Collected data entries
§ §

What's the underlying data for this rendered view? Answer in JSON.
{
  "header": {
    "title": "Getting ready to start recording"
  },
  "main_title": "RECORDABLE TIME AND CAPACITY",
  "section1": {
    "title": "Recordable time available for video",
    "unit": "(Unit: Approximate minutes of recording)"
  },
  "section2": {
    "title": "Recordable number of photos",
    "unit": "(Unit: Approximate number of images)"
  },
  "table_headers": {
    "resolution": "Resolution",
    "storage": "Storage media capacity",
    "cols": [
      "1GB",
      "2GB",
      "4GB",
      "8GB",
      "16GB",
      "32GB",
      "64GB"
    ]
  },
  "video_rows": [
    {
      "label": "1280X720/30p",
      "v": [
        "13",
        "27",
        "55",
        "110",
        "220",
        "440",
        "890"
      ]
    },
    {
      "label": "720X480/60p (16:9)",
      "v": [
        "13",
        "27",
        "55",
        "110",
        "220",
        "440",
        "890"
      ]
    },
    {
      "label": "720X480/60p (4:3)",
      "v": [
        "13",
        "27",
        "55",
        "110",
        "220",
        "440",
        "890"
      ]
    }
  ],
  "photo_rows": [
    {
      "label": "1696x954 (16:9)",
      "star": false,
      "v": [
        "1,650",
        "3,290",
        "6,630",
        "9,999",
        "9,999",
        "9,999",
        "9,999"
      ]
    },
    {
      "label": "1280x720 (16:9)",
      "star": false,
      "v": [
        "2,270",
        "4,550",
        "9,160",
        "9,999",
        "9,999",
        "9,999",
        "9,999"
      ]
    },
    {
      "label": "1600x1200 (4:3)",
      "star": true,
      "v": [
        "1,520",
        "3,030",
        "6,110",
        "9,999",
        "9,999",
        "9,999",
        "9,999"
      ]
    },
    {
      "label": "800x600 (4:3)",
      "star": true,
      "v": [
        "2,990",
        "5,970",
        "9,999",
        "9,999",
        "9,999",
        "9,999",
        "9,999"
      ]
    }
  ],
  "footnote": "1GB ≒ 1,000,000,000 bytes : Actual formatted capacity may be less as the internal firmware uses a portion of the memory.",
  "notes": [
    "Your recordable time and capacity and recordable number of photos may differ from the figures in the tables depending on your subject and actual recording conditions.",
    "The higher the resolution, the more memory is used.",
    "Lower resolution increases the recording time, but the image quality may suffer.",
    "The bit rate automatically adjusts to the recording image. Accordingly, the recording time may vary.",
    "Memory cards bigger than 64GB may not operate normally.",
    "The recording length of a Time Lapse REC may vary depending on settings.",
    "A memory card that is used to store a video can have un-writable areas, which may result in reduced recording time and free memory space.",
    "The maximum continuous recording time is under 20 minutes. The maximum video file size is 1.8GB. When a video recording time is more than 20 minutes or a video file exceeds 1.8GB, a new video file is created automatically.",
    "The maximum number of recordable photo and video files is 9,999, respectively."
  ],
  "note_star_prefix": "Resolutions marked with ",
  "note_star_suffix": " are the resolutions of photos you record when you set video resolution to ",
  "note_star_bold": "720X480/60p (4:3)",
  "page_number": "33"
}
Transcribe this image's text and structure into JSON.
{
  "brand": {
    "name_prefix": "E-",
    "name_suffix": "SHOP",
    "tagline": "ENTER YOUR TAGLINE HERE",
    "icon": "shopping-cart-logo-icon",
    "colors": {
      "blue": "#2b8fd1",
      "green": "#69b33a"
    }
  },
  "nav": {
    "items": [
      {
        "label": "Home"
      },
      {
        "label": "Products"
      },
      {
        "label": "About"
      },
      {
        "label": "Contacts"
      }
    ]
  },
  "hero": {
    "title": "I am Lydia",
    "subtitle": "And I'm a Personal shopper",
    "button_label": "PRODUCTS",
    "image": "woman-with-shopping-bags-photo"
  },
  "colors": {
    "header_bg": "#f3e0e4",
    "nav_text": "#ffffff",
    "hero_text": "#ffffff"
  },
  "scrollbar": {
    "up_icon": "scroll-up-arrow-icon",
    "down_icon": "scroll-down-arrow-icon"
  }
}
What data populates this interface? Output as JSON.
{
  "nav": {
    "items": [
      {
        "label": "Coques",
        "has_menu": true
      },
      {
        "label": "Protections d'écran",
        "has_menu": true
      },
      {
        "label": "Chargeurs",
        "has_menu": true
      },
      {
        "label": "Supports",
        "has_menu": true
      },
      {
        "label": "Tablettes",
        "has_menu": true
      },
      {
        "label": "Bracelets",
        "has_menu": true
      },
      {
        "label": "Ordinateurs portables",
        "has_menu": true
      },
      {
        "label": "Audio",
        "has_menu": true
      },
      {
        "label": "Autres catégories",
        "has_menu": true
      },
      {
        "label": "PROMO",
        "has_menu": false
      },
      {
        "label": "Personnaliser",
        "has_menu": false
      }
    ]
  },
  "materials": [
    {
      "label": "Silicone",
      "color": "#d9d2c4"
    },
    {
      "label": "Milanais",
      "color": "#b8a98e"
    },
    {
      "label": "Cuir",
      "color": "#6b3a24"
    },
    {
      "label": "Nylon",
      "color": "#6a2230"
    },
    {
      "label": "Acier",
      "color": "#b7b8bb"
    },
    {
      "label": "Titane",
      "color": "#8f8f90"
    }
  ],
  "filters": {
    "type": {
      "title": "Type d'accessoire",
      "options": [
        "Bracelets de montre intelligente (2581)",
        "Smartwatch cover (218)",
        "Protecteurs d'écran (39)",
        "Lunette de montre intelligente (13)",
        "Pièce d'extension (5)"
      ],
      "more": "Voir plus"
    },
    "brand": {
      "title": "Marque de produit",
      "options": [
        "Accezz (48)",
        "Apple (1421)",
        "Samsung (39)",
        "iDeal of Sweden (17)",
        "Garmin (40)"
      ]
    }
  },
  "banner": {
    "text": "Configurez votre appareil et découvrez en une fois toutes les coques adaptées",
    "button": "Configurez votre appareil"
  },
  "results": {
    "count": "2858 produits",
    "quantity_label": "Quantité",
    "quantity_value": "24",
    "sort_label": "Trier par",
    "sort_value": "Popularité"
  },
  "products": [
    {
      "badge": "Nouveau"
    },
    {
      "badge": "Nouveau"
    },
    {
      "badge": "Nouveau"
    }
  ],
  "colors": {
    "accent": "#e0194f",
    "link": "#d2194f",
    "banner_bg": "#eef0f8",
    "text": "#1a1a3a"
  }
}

§ §

### [What the task requires]
Which lines include "than"? Copy each of them out.

### [Full response]
    "Memory cards bigger than 64GB may not operate normally.",
    "The maximum continuous recording time is under 20 minutes. The maximum video file size is 1.8GB. When a video recording time is more than 20 minutes or a video file exceeds 1.8GB, a new video file is created automatically.",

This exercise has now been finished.